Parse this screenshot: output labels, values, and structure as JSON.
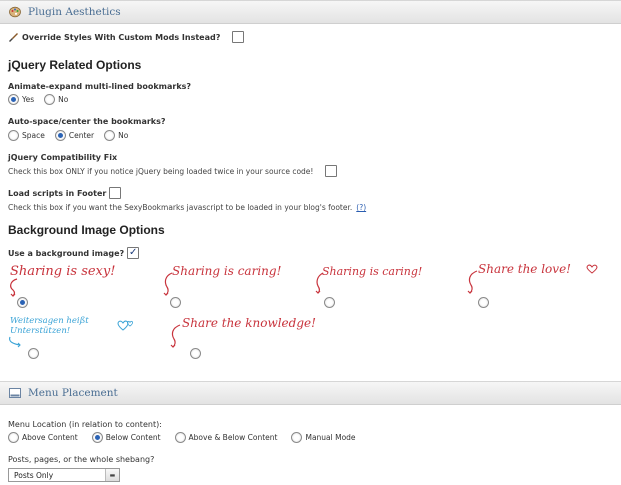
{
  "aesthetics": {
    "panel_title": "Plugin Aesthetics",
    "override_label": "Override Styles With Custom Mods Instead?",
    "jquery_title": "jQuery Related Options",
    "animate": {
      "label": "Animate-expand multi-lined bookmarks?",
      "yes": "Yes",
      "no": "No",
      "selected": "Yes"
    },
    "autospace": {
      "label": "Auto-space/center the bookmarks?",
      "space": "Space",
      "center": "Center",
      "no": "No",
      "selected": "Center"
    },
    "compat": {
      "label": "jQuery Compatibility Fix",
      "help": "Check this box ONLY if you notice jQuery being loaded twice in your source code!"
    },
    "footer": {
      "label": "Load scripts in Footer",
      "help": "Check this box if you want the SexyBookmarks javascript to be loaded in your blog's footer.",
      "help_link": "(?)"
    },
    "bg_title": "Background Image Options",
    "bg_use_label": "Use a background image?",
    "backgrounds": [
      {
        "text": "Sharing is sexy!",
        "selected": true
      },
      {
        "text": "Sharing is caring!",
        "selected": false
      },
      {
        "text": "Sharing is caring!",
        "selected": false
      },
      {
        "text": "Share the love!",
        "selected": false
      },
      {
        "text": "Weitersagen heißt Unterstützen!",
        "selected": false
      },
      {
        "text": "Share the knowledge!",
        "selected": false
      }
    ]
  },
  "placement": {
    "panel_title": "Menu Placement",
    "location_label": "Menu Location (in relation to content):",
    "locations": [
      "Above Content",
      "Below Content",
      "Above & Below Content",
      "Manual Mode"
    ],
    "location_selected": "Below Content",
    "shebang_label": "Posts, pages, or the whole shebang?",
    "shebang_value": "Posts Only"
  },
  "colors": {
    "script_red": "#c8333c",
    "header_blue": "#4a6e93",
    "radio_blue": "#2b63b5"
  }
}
━━━━
● **What you will do**
Copy every record above exactly, leaving out the pictures.

● **Expected answer**
Parse this screenshot: output labels, values, and structure as JSON.
{
  "aesthetics": {
    "panel_title": "Plugin Aesthetics",
    "override_label": "Override Styles With Custom Mods Instead?",
    "jquery_title": "jQuery Related Options",
    "animate": {
      "label": "Animate-expand multi-lined bookmarks?",
      "yes": "Yes",
      "no": "No",
      "selected": "Yes"
    },
    "autospace": {
      "label": "Auto-space/center the bookmarks?",
      "space": "Space",
      "center": "Center",
      "no": "No",
      "selected": "Center"
    },
    "compat": {
      "label": "jQuery Compatibility Fix",
      "help": "Check this box ONLY if you notice jQuery being loaded twice in your source code!"
    },
    "footer": {
      "label": "Load scripts in Footer",
      "help": "Check this box if you want the SexyBookmarks javascript to be loaded in your blog's footer.",
      "help_link": "(?)"
    },
    "bg_title": "Background Image Options",
    "bg_use_label": "Use a background image?",
    "backgrounds": [
      {
        "text": "Sharing is sexy!",
        "selected": true
      },
      {
        "text": "Sharing is caring!",
        "selected": false
      },
      {
        "text": "Sharing is caring!",
        "selected": false
      },
      {
        "text": "Share the love!",
        "selected": false
      },
      {
        "text": "Weitersagen heißt Unterstützen!",
        "selected": false
      },
      {
        "text": "Share the knowledge!",
        "selected": false
      }
    ]
  },
  "placement": {
    "panel_title": "Menu Placement",
    "location_label": "Menu Location (in relation to content):",
    "locations": [
      "Above Content",
      "Below Content",
      "Above & Below Content",
      "Manual Mode"
    ],
    "location_selected": "Below Content",
    "shebang_label": "Posts, pages, or the whole shebang?",
    "shebang_value": "Posts Only"
  },
  "colors": {
    "script_red": "#c8333c",
    "header_blue": "#4a6e93",
    "radio_blue": "#2b63b5"
  }
}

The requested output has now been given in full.